(Figure collection entries)
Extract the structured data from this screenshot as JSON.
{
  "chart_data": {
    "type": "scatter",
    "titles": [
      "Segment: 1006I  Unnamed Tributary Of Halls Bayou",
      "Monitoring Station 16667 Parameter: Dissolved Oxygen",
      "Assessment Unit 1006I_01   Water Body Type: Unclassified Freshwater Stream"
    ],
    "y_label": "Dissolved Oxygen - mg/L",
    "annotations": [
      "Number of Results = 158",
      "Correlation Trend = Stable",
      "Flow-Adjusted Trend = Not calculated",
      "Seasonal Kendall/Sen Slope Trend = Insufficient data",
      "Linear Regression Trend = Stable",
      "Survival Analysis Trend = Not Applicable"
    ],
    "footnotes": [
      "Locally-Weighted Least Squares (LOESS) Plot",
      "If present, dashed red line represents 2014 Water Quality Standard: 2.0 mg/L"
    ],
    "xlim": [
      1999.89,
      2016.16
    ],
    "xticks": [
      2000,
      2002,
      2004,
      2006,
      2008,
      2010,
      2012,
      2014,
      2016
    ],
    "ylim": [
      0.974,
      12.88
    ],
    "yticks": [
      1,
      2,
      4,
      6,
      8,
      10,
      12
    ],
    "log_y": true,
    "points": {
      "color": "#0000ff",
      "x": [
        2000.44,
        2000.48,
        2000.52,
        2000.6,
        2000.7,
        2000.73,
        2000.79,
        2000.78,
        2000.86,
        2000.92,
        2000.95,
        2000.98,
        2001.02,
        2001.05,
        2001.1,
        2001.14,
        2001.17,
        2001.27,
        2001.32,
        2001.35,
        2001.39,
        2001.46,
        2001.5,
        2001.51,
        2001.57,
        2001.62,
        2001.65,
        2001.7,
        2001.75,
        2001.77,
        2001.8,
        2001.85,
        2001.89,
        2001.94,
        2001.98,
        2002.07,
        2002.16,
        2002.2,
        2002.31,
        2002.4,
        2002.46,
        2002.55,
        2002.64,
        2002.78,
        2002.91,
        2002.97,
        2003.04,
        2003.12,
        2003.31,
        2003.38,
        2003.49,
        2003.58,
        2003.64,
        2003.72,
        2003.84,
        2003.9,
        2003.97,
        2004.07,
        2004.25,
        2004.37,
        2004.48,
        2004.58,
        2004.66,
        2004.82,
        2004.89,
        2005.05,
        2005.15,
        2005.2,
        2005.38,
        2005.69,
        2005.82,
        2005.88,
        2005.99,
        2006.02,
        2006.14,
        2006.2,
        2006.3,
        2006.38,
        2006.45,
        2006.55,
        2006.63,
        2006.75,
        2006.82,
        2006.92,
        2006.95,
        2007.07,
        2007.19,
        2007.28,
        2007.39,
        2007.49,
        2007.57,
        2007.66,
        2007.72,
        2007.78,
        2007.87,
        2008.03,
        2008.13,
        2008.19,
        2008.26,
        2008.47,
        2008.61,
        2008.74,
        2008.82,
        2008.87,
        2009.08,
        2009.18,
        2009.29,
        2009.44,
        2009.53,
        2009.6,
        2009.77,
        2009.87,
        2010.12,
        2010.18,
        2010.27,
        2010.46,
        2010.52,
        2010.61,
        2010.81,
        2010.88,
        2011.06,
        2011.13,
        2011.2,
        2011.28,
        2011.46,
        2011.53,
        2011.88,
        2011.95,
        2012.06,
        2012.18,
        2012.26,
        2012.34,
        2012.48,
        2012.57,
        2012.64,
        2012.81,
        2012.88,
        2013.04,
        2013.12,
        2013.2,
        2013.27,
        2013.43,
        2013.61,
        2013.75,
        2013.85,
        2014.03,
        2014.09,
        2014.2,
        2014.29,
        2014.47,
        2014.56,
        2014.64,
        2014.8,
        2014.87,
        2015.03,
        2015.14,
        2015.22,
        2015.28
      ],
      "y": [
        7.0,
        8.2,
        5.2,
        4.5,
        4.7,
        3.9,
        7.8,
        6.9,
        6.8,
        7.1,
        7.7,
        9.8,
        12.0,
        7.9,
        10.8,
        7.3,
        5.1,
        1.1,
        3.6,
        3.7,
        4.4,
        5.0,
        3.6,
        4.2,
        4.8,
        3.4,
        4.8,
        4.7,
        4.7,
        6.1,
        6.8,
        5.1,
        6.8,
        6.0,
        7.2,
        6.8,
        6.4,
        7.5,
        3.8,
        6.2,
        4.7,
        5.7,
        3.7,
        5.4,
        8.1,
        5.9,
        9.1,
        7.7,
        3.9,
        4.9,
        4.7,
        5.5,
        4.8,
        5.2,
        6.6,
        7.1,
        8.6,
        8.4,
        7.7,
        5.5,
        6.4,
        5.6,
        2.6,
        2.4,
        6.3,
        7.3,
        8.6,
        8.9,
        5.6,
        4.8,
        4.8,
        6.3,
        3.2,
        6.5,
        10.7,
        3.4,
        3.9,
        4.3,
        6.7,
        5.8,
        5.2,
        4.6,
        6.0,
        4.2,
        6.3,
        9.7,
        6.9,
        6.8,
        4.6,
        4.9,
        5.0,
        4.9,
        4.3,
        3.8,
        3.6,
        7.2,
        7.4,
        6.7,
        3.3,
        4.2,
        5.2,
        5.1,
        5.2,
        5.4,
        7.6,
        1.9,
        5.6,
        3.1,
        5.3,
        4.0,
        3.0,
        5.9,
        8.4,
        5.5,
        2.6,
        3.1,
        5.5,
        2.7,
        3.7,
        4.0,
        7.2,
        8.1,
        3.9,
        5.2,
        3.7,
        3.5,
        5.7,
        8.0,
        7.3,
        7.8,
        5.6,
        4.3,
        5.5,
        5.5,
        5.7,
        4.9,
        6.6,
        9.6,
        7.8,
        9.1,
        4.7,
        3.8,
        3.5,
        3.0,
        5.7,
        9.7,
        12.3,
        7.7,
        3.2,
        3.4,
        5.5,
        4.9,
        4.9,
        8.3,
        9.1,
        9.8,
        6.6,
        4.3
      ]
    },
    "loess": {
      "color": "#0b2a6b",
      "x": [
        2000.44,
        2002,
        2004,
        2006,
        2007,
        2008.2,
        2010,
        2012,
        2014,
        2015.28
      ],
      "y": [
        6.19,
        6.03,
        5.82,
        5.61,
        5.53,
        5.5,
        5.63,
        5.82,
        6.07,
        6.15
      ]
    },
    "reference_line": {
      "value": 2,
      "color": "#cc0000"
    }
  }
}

| Brief |
The answer is one number: how many lines of the material above contain "Dissolved".

| The answer |
2